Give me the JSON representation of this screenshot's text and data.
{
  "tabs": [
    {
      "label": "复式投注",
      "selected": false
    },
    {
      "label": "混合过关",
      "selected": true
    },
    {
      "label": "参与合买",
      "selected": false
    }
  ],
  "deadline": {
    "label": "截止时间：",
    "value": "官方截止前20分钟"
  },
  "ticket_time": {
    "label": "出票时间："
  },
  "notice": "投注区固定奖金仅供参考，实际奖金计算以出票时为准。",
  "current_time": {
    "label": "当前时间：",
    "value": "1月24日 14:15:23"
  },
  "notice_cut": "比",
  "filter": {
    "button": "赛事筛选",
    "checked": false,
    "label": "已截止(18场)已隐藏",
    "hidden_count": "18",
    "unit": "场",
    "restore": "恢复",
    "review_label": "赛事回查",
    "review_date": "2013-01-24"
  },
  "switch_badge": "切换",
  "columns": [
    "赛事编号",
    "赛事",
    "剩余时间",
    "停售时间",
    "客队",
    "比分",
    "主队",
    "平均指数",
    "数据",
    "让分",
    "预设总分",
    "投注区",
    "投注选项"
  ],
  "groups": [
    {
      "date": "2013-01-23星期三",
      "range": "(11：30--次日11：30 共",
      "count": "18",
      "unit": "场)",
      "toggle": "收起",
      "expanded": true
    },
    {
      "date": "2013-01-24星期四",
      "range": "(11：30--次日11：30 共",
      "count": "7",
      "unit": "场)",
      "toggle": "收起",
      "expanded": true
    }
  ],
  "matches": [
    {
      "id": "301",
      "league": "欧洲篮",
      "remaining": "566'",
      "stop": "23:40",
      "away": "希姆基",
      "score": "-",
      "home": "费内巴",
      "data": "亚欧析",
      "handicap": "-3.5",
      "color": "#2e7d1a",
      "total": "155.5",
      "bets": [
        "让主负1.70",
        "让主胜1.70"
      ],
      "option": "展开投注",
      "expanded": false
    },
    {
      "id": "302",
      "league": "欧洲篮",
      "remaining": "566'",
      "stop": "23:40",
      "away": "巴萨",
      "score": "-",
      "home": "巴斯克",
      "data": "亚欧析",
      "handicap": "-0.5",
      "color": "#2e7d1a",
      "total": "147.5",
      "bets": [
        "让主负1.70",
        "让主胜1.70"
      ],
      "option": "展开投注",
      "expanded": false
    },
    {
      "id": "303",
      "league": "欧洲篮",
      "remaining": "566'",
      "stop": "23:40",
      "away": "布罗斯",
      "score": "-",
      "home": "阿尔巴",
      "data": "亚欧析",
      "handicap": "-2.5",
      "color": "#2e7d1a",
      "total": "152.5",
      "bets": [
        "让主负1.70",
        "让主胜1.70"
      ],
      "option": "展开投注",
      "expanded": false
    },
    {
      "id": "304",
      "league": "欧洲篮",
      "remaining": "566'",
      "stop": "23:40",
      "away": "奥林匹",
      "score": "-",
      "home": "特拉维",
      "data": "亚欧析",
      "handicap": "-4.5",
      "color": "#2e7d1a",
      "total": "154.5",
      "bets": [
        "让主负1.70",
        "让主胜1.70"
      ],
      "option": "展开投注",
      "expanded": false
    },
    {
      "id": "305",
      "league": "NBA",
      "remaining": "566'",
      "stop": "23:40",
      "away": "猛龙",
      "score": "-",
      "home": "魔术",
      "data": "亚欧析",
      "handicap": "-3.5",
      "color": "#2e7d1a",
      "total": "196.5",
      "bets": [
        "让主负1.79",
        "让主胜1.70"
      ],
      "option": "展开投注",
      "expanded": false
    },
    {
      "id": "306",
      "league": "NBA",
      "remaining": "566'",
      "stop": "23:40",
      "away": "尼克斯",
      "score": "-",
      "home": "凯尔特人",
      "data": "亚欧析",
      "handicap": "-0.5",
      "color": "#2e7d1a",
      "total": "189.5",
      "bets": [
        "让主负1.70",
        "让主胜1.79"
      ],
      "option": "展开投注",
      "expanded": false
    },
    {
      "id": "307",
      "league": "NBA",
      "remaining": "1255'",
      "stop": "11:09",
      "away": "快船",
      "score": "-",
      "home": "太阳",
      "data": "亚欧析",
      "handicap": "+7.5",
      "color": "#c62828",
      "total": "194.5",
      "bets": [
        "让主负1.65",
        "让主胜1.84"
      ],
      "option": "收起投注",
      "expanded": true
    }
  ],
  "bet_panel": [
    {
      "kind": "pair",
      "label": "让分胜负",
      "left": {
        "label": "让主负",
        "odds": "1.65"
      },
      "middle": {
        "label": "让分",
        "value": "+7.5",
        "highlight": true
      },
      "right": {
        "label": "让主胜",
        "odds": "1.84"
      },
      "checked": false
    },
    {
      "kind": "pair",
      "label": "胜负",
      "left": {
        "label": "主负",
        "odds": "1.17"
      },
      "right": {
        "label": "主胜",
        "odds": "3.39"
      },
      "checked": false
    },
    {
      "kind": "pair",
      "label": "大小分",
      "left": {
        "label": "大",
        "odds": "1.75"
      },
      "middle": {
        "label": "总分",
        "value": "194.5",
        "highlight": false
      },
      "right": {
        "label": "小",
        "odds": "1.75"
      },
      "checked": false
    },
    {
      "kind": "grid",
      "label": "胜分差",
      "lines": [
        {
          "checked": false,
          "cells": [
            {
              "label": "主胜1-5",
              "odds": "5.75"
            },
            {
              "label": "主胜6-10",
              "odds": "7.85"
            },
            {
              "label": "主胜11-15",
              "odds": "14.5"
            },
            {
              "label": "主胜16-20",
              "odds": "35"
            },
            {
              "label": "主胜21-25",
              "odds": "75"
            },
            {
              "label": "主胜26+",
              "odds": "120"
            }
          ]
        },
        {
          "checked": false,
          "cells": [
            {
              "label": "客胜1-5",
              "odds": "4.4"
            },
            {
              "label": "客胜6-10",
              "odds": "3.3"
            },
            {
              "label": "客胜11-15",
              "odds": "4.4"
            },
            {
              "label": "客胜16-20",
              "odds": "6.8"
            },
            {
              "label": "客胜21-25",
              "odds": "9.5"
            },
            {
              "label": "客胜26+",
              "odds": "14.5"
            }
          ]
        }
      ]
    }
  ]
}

• _Goal of the exercise_:
Here, the records must be output exactly and in full.

• _Problem solution_:
Give me the JSON representation of this screenshot's text and data.
{
  "tabs": [
    {
      "label": "复式投注",
      "selected": false
    },
    {
      "label": "混合过关",
      "selected": true
    },
    {
      "label": "参与合买",
      "selected": false
    }
  ],
  "deadline": {
    "label": "截止时间：",
    "value": "官方截止前20分钟"
  },
  "ticket_time": {
    "label": "出票时间："
  },
  "notice": "投注区固定奖金仅供参考，实际奖金计算以出票时为准。",
  "current_time": {
    "label": "当前时间：",
    "value": "1月24日 14:15:23"
  },
  "notice_cut": "比",
  "filter": {
    "button": "赛事筛选",
    "checked": false,
    "label": "已截止(18场)已隐藏",
    "hidden_count": "18",
    "unit": "场",
    "restore": "恢复",
    "review_label": "赛事回查",
    "review_date": "2013-01-24"
  },
  "switch_badge": "切换",
  "columns": [
    "赛事编号",
    "赛事",
    "剩余时间",
    "停售时间",
    "客队",
    "比分",
    "主队",
    "平均指数",
    "数据",
    "让分",
    "预设总分",
    "投注区",
    "投注选项"
  ],
  "groups": [
    {
      "date": "2013-01-23星期三",
      "range": "(11：30--次日11：30 共",
      "count": "18",
      "unit": "场)",
      "toggle": "收起",
      "expanded": true
    },
    {
      "date": "2013-01-24星期四",
      "range": "(11：30--次日11：30 共",
      "count": "7",
      "unit": "场)",
      "toggle": "收起",
      "expanded": true
    }
  ],
  "matches": [
    {
      "id": "301",
      "league": "欧洲篮",
      "remaining": "566'",
      "stop": "23:40",
      "away": "希姆基",
      "score": "-",
      "home": "费内巴",
      "data": "亚欧析",
      "handicap": "-3.5",
      "color": "#2e7d1a",
      "total": "155.5",
      "bets": [
        "让主负1.70",
        "让主胜1.70"
      ],
      "option": "展开投注",
      "expanded": false
    },
    {
      "id": "302",
      "league": "欧洲篮",
      "remaining": "566'",
      "stop": "23:40",
      "away": "巴萨",
      "score": "-",
      "home": "巴斯克",
      "data": "亚欧析",
      "handicap": "-0.5",
      "color": "#2e7d1a",
      "total": "147.5",
      "bets": [
        "让主负1.70",
        "让主胜1.70"
      ],
      "option": "展开投注",
      "expanded": false
    },
    {
      "id": "303",
      "league": "欧洲篮",
      "remaining": "566'",
      "stop": "23:40",
      "away": "布罗斯",
      "score": "-",
      "home": "阿尔巴",
      "data": "亚欧析",
      "handicap": "-2.5",
      "color": "#2e7d1a",
      "total": "152.5",
      "bets": [
        "让主负1.70",
        "让主胜1.70"
      ],
      "option": "展开投注",
      "expanded": false
    },
    {
      "id": "304",
      "league": "欧洲篮",
      "remaining": "566'",
      "stop": "23:40",
      "away": "奥林匹",
      "score": "-",
      "home": "特拉维",
      "data": "亚欧析",
      "handicap": "-4.5",
      "color": "#2e7d1a",
      "total": "154.5",
      "bets": [
        "让主负1.70",
        "让主胜1.70"
      ],
      "option": "展开投注",
      "expanded": false
    },
    {
      "id": "305",
      "league": "NBA",
      "remaining": "566'",
      "stop": "23:40",
      "away": "猛龙",
      "score": "-",
      "home": "魔术",
      "data": "亚欧析",
      "handicap": "-3.5",
      "color": "#2e7d1a",
      "total": "196.5",
      "bets": [
        "让主负1.79",
        "让主胜1.70"
      ],
      "option": "展开投注",
      "expanded": false
    },
    {
      "id": "306",
      "league": "NBA",
      "remaining": "566'",
      "stop": "23:40",
      "away": "尼克斯",
      "score": "-",
      "home": "凯尔特人",
      "data": "亚欧析",
      "handicap": "-0.5",
      "color": "#2e7d1a",
      "total": "189.5",
      "bets": [
        "让主负1.70",
        "让主胜1.79"
      ],
      "option": "展开投注",
      "expanded": false
    },
    {
      "id": "307",
      "league": "NBA",
      "remaining": "1255'",
      "stop": "11:09",
      "away": "快船",
      "score": "-",
      "home": "太阳",
      "data": "亚欧析",
      "handicap": "+7.5",
      "color": "#c62828",
      "total": "194.5",
      "bets": [
        "让主负1.65",
        "让主胜1.84"
      ],
      "option": "收起投注",
      "expanded": true
    }
  ],
  "bet_panel": [
    {
      "kind": "pair",
      "label": "让分胜负",
      "left": {
        "label": "让主负",
        "odds": "1.65"
      },
      "middle": {
        "label": "让分",
        "value": "+7.5",
        "highlight": true
      },
      "right": {
        "label": "让主胜",
        "odds": "1.84"
      },
      "checked": false
    },
    {
      "kind": "pair",
      "label": "胜负",
      "left": {
        "label": "主负",
        "odds": "1.17"
      },
      "right": {
        "label": "主胜",
        "odds": "3.39"
      },
      "checked": false
    },
    {
      "kind": "pair",
      "label": "大小分",
      "left": {
        "label": "大",
        "odds": "1.75"
      },
      "middle": {
        "label": "总分",
        "value": "194.5",
        "highlight": false
      },
      "right": {
        "label": "小",
        "odds": "1.75"
      },
      "checked": false
    },
    {
      "kind": "grid",
      "label": "胜分差",
      "lines": [
        {
          "checked": false,
          "cells": [
            {
              "label": "主胜1-5",
              "odds": "5.75"
            },
            {
              "label": "主胜6-10",
              "odds": "7.85"
            },
            {
              "label": "主胜11-15",
              "odds": "14.5"
            },
            {
              "label": "主胜16-20",
              "odds": "35"
            },
            {
              "label": "主胜21-25",
              "odds": "75"
            },
            {
              "label": "主胜26+",
              "odds": "120"
            }
          ]
        },
        {
          "checked": false,
          "cells": [
            {
              "label": "客胜1-5",
              "odds": "4.4"
            },
            {
              "label": "客胜6-10",
              "odds": "3.3"
            },
            {
              "label": "客胜11-15",
              "odds": "4.4"
            },
            {
              "label": "客胜16-20",
              "odds": "6.8"
            },
            {
              "label": "客胜21-25",
              "odds": "9.5"
            },
            {
              "label": "客胜26+",
              "odds": "14.5"
            }
          ]
        }
      ]
    }
  ]
}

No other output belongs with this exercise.